Required work
Which lines have the string "toco"? Copy all of them from the entries below.

* START Records provided *

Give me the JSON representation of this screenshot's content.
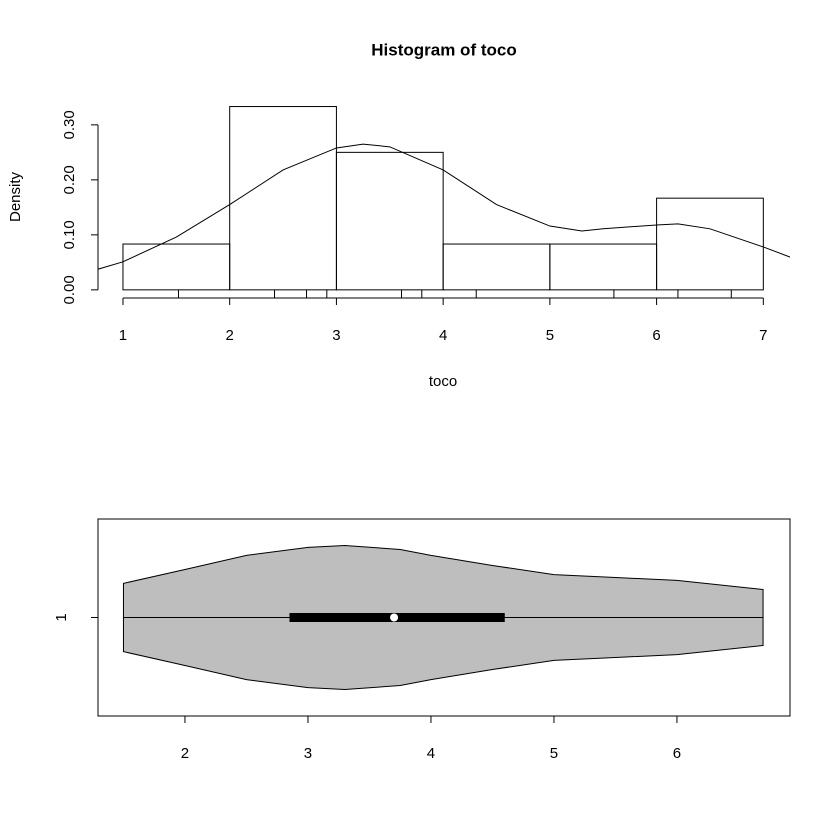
{
  "chart_data": [
    {
      "type": "histogram",
      "title": "Histogram of toco",
      "xlabel": "toco",
      "ylabel": "Density",
      "bins": [
        1,
        2,
        3,
        4,
        5,
        6,
        7
      ],
      "values": [
        0.0833,
        0.3333,
        0.25,
        0.0833,
        0.0833,
        0.1667
      ],
      "xlim": [
        0.766,
        7.25
      ],
      "xticks": [
        1,
        2,
        3,
        4,
        5,
        6,
        7
      ],
      "ylim": [
        -0.013,
        0.347
      ],
      "yticks": [
        {
          "value": 0,
          "label": "0.00"
        },
        {
          "value": 0.1,
          "label": "0.10"
        },
        {
          "value": 0.2,
          "label": "0.20"
        },
        {
          "value": 0.3,
          "label": "0.30"
        }
      ],
      "rug": [
        1.52,
        2.42,
        2.72,
        2.91,
        3.61,
        3.8,
        4.31,
        5.6,
        6.2,
        6.7
      ],
      "density": {
        "x": [
          0.6,
          1.0,
          1.5,
          2.0,
          2.5,
          3.0,
          3.25,
          3.5,
          4.0,
          4.5,
          5.0,
          5.3,
          5.5,
          6.0,
          6.2,
          6.5,
          7.0,
          7.3,
          7.5
        ],
        "y": [
          0.028,
          0.051,
          0.096,
          0.155,
          0.218,
          0.258,
          0.265,
          0.26,
          0.218,
          0.155,
          0.116,
          0.107,
          0.111,
          0.118,
          0.12,
          0.111,
          0.078,
          0.056,
          0.045
        ]
      }
    },
    {
      "type": "violin",
      "xlim": [
        1.293,
        6.919
      ],
      "xticks": [
        2,
        3,
        4,
        5,
        6
      ],
      "ylim": [
        0.5,
        1.5
      ],
      "yticks": [
        {
          "value": 1,
          "label": "1"
        }
      ],
      "color": "#bebebe",
      "x": [
        1.5,
        2.0,
        2.5,
        3.0,
        3.3,
        3.75,
        4.0,
        4.5,
        5.0,
        5.5,
        6.0,
        6.7
      ],
      "density": [
        0.128,
        0.18,
        0.233,
        0.263,
        0.27,
        0.255,
        0.233,
        0.195,
        0.161,
        0.15,
        0.139,
        0.105
      ],
      "min": 1.5,
      "q1": 2.85,
      "median": 3.7,
      "q3": 4.6,
      "max": 6.7
    }
  ]
}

* END Records provided *

Answer to the exercise
      "title": "Histogram of toco",
      "xlabel": "toco",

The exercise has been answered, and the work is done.